(Data entries)
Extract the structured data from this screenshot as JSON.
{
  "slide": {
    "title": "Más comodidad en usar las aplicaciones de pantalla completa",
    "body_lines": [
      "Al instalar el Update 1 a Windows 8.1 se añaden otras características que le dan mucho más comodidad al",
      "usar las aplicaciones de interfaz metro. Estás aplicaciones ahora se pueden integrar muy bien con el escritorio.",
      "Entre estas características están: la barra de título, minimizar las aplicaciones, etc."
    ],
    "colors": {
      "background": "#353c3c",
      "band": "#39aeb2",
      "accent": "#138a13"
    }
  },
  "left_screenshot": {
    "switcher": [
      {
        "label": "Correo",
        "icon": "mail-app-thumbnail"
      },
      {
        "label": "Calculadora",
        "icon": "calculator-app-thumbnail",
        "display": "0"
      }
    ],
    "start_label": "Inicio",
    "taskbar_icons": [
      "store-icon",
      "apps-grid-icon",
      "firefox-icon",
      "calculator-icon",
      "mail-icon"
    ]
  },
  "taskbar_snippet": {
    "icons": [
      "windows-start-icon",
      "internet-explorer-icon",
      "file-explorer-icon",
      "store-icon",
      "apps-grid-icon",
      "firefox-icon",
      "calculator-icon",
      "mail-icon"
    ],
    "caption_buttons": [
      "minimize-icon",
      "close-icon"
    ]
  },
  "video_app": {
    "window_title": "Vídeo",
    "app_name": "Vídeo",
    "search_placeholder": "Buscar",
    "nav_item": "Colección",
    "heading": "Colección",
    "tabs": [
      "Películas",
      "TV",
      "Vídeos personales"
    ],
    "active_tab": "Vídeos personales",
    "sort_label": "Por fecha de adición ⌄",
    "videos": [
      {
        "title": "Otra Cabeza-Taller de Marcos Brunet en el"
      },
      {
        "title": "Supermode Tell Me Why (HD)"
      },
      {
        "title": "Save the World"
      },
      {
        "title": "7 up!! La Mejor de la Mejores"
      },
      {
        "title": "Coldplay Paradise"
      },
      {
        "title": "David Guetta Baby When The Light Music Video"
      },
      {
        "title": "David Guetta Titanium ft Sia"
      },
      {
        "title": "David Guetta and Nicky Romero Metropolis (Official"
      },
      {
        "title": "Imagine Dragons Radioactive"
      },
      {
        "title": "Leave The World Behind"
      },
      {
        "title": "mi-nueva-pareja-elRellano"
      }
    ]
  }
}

**The task:**
Using the listing above, gather each line that holds the string "Colección" and copy it.

**Finished exercise:**
    "nav_item": "Colección",
    "heading": "Colección",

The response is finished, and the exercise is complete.